A run of records

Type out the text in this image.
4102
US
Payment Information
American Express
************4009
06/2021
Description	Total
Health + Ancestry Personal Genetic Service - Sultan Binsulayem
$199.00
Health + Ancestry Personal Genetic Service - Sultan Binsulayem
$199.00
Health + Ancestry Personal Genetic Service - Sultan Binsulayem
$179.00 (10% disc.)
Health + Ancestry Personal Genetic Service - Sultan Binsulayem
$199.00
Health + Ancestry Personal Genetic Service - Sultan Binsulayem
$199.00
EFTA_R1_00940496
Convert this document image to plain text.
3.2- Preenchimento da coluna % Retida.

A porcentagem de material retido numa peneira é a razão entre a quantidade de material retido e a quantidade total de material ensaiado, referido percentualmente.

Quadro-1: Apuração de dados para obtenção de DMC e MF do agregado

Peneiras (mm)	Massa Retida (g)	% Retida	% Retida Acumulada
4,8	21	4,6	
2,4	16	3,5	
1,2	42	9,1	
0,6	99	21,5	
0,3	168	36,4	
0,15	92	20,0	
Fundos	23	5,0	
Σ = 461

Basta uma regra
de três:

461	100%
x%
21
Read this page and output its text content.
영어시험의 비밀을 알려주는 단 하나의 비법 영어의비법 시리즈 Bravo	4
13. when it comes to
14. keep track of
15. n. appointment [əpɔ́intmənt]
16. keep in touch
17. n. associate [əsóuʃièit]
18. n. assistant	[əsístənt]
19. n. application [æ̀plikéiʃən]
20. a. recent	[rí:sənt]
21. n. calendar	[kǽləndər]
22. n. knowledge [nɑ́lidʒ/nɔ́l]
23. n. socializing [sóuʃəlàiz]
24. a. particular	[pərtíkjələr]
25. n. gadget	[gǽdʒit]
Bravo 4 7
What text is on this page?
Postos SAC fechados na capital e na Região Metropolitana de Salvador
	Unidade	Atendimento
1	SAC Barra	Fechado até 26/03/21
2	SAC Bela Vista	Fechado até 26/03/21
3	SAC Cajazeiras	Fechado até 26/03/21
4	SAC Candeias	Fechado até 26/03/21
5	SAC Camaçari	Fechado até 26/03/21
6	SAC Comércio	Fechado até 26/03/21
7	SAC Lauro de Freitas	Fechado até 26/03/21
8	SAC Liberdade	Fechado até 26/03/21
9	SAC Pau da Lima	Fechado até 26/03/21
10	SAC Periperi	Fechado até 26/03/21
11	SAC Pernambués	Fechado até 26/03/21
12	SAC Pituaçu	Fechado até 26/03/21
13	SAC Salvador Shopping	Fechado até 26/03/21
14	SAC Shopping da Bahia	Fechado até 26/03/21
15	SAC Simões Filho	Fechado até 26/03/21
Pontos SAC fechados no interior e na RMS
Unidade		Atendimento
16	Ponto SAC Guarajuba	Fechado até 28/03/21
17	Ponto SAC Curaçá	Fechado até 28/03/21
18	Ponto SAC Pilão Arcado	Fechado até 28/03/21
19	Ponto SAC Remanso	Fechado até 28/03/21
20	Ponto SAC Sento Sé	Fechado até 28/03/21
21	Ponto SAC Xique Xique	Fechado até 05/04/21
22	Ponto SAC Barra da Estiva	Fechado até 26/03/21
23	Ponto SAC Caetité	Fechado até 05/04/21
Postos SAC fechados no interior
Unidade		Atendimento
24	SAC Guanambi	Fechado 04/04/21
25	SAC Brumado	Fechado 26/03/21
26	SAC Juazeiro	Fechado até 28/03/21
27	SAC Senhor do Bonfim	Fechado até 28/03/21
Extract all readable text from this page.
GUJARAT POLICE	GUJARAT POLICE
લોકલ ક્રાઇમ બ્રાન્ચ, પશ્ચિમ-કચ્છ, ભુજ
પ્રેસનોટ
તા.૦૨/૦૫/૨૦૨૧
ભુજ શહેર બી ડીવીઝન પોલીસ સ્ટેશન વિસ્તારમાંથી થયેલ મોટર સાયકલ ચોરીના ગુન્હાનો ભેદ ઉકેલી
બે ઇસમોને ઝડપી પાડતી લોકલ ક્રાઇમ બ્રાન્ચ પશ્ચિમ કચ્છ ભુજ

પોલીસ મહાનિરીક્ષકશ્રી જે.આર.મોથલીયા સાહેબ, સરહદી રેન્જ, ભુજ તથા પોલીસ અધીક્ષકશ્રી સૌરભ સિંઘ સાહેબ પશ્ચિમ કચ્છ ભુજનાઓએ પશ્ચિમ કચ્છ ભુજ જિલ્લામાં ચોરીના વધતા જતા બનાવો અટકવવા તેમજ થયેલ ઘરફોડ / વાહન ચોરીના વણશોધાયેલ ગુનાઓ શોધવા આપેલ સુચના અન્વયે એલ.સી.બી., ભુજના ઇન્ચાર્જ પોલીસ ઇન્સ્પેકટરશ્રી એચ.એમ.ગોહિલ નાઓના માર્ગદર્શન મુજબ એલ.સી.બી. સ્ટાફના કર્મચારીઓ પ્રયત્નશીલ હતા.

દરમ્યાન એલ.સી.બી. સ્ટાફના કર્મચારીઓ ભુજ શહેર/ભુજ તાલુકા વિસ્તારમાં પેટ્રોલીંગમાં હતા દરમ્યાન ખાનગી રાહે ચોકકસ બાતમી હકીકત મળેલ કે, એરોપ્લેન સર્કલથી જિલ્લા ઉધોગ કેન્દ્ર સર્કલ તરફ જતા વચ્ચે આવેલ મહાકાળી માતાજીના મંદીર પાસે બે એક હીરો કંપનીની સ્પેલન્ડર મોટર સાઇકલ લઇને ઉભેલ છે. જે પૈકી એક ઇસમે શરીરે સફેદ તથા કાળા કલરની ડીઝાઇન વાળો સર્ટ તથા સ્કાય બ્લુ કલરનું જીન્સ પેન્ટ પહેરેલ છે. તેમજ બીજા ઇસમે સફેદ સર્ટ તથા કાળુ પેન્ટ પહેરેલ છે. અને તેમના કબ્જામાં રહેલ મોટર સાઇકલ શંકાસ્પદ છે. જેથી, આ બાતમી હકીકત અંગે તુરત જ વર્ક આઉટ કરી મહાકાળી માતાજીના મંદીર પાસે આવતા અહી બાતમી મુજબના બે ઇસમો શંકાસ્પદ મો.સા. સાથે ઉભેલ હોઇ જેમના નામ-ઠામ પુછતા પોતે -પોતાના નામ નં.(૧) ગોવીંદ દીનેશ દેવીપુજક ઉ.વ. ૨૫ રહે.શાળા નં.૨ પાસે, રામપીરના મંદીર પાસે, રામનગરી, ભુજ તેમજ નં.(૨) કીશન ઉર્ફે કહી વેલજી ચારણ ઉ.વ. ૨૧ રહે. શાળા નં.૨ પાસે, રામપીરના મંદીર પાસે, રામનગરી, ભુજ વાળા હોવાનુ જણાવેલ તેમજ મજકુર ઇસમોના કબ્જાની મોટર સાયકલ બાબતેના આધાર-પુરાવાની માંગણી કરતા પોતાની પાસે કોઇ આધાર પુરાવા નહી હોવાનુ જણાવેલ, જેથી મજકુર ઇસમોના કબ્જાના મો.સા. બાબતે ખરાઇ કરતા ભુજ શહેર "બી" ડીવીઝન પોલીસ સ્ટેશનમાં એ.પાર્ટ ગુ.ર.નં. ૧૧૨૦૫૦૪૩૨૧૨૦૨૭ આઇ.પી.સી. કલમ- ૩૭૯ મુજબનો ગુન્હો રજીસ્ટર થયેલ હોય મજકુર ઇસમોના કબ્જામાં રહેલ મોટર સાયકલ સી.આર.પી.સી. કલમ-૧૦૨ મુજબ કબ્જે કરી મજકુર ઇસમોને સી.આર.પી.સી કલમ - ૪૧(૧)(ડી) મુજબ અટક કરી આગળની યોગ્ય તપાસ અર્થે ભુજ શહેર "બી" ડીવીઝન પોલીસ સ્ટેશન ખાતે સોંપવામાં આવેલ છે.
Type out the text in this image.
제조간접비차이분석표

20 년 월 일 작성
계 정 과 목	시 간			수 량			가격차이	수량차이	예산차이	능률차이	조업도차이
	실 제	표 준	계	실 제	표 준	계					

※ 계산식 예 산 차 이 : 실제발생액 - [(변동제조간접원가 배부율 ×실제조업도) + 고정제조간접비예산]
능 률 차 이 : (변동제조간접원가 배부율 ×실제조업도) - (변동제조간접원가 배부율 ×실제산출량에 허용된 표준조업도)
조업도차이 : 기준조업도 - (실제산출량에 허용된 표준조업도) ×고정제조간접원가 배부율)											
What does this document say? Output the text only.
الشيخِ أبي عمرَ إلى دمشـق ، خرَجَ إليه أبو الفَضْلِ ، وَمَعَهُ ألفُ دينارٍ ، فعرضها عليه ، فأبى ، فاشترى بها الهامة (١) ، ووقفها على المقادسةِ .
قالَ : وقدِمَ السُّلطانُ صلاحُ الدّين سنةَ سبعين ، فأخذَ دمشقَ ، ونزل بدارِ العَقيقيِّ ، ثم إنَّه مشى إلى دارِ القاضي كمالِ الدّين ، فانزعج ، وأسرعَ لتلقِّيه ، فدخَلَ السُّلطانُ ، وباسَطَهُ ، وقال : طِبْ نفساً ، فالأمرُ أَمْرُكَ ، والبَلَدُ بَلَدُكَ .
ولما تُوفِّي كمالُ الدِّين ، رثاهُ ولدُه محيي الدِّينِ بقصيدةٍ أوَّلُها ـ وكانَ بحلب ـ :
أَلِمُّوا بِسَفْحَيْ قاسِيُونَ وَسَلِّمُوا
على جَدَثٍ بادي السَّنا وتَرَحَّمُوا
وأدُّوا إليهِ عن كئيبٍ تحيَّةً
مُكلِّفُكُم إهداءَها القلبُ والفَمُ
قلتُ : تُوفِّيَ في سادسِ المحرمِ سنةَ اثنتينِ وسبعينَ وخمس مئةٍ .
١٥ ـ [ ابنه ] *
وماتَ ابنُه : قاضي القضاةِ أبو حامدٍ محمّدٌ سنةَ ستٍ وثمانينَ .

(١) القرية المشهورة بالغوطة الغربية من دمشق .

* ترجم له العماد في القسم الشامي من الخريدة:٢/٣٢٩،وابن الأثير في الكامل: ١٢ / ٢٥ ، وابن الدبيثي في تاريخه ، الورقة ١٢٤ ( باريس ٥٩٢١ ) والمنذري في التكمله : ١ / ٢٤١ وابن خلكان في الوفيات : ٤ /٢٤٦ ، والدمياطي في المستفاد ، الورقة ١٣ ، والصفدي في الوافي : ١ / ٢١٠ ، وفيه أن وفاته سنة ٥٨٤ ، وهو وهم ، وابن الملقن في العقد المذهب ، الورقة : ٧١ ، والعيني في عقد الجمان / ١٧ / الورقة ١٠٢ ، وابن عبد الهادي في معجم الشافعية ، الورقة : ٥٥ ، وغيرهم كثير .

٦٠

What is asked
Looking at the records above, say how many lines hold the string "표준조업도". Write nothing but the number.

Solution for this exercise
2